## STATED GOAL
Please quote the lines below word for word, with nothing changed.
++++ THE DATA ++++
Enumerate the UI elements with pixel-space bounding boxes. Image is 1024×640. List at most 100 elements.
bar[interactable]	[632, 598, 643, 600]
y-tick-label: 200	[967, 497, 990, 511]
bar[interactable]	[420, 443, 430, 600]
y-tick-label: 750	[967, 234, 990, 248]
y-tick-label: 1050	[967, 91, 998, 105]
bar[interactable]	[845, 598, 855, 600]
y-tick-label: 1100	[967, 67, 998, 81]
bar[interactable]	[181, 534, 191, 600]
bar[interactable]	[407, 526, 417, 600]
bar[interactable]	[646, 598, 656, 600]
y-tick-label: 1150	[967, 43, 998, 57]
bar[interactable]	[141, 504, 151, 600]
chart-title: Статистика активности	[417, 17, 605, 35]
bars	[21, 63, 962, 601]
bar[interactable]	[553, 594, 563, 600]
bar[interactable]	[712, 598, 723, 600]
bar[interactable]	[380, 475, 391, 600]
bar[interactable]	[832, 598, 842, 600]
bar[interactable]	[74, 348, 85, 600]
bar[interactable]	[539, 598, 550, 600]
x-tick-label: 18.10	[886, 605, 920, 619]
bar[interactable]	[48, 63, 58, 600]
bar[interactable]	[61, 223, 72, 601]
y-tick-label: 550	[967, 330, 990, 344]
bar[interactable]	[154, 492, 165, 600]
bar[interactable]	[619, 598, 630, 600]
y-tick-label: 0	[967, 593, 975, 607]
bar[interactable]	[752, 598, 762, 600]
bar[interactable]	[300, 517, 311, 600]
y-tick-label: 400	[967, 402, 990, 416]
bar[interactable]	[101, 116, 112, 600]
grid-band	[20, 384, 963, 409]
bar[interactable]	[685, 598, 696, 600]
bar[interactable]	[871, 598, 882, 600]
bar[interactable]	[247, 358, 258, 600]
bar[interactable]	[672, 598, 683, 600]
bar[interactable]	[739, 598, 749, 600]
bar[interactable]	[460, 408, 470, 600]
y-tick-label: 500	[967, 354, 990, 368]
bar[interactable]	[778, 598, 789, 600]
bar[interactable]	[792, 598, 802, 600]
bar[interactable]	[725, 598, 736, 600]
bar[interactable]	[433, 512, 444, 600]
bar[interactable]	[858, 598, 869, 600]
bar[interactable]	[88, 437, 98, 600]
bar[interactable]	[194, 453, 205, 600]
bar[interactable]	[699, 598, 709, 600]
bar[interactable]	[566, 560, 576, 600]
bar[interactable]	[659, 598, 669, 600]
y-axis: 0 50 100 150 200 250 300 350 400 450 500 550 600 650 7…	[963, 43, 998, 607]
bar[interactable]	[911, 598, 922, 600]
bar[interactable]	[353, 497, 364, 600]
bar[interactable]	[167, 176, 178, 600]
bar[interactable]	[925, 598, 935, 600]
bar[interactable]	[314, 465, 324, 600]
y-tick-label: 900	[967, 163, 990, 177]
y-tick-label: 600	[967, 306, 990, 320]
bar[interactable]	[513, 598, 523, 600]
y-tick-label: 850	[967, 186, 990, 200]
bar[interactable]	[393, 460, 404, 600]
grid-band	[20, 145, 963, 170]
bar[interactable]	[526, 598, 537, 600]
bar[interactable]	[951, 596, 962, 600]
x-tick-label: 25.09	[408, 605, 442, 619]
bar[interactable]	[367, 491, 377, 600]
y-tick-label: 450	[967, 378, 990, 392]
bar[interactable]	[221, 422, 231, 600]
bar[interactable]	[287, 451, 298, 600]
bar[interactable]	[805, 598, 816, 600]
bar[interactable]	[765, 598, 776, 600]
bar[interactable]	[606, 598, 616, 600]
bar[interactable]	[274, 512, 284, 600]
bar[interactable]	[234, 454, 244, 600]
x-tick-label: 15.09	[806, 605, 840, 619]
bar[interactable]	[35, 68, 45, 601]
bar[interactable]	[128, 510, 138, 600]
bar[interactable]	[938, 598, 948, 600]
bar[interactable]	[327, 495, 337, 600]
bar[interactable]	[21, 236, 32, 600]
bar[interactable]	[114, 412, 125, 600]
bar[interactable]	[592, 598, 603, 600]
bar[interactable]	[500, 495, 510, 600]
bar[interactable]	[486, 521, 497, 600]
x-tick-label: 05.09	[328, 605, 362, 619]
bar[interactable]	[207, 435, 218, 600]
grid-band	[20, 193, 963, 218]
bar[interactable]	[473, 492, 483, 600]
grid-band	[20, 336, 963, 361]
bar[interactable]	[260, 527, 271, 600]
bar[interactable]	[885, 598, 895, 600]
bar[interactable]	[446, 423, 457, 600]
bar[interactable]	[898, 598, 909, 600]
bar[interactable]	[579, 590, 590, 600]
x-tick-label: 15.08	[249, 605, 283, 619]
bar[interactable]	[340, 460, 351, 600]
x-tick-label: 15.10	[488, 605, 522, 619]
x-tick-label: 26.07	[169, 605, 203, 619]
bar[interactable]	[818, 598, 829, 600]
++++
## THE RESPONSE
Enumerate the UI elements with pixel-space bounding boxes. Image is 1024×640. List at most 100 elements.
bar[interactable]	[632, 598, 643, 600]
y-tick-label: 200	[967, 497, 990, 511]
bar[interactable]	[420, 443, 430, 600]
y-tick-label: 750	[967, 234, 990, 248]
y-tick-label: 1050	[967, 91, 998, 105]
bar[interactable]	[845, 598, 855, 600]
y-tick-label: 1100	[967, 67, 998, 81]
bar[interactable]	[181, 534, 191, 600]
bar[interactable]	[407, 526, 417, 600]
bar[interactable]	[646, 598, 656, 600]
y-tick-label: 1150	[967, 43, 998, 57]
bar[interactable]	[141, 504, 151, 600]
chart-title: Статистика активности	[417, 17, 605, 35]
bars	[21, 63, 962, 601]
bar[interactable]	[553, 594, 563, 600]
bar[interactable]	[712, 598, 723, 600]
bar[interactable]	[380, 475, 391, 600]
bar[interactable]	[832, 598, 842, 600]
bar[interactable]	[74, 348, 85, 600]
bar[interactable]	[539, 598, 550, 600]
x-tick-label: 18.10	[886, 605, 920, 619]
bar[interactable]	[48, 63, 58, 600]
bar[interactable]	[61, 223, 72, 601]
y-tick-label: 550	[967, 330, 990, 344]
bar[interactable]	[154, 492, 165, 600]
bar[interactable]	[619, 598, 630, 600]
y-tick-label: 0	[967, 593, 975, 607]
bar[interactable]	[752, 598, 762, 600]
bar[interactable]	[300, 517, 311, 600]
y-tick-label: 400	[967, 402, 990, 416]
bar[interactable]	[101, 116, 112, 600]
grid-band	[20, 384, 963, 409]
bar[interactable]	[685, 598, 696, 600]
bar[interactable]	[871, 598, 882, 600]
bar[interactable]	[247, 358, 258, 600]
bar[interactable]	[672, 598, 683, 600]
bar[interactable]	[739, 598, 749, 600]
bar[interactable]	[460, 408, 470, 600]
y-tick-label: 500	[967, 354, 990, 368]
bar[interactable]	[778, 598, 789, 600]
bar[interactable]	[792, 598, 802, 600]
bar[interactable]	[725, 598, 736, 600]
bar[interactable]	[433, 512, 444, 600]
bar[interactable]	[858, 598, 869, 600]
bar[interactable]	[88, 437, 98, 600]
bar[interactable]	[194, 453, 205, 600]
bar[interactable]	[699, 598, 709, 600]
bar[interactable]	[566, 560, 576, 600]
bar[interactable]	[659, 598, 669, 600]
y-axis: 0 50 100 150 200 250 300 350 400 450 500 550 600 650 7…	[963, 43, 998, 607]
bar[interactable]	[911, 598, 922, 600]
bar[interactable]	[353, 497, 364, 600]
bar[interactable]	[167, 176, 178, 600]
bar[interactable]	[925, 598, 935, 600]
bar[interactable]	[314, 465, 324, 600]
y-tick-label: 900	[967, 163, 990, 177]
y-tick-label: 600	[967, 306, 990, 320]
bar[interactable]	[513, 598, 523, 600]
y-tick-label: 850	[967, 186, 990, 200]
bar[interactable]	[393, 460, 404, 600]
grid-band	[20, 145, 963, 170]
bar[interactable]	[526, 598, 537, 600]
bar[interactable]	[951, 596, 962, 600]
x-tick-label: 25.09	[408, 605, 442, 619]
bar[interactable]	[367, 491, 377, 600]
y-tick-label: 450	[967, 378, 990, 392]
bar[interactable]	[221, 422, 231, 600]
bar[interactable]	[287, 451, 298, 600]
bar[interactable]	[805, 598, 816, 600]
bar[interactable]	[765, 598, 776, 600]
bar[interactable]	[606, 598, 616, 600]
bar[interactable]	[274, 512, 284, 600]
bar[interactable]	[234, 454, 244, 600]
x-tick-label: 15.09	[806, 605, 840, 619]
bar[interactable]	[35, 68, 45, 601]
bar[interactable]	[128, 510, 138, 600]
bar[interactable]	[938, 598, 948, 600]
bar[interactable]	[327, 495, 337, 600]
bar[interactable]	[21, 236, 32, 600]
bar[interactable]	[114, 412, 125, 600]
bar[interactable]	[592, 598, 603, 600]
bar[interactable]	[500, 495, 510, 600]
bar[interactable]	[486, 521, 497, 600]
x-tick-label: 05.09	[328, 605, 362, 619]
bar[interactable]	[207, 435, 218, 600]
grid-band	[20, 193, 963, 218]
bar[interactable]	[473, 492, 483, 600]
grid-band	[20, 336, 963, 361]
bar[interactable]	[260, 527, 271, 600]
bar[interactable]	[885, 598, 895, 600]
bar[interactable]	[446, 423, 457, 600]
bar[interactable]	[898, 598, 909, 600]
bar[interactable]	[579, 590, 590, 600]
x-tick-label: 15.08	[249, 605, 283, 619]
bar[interactable]	[340, 460, 351, 600]
x-tick-label: 15.10	[488, 605, 522, 619]
x-tick-label: 26.07	[169, 605, 203, 619]
bar[interactable]	[818, 598, 829, 600]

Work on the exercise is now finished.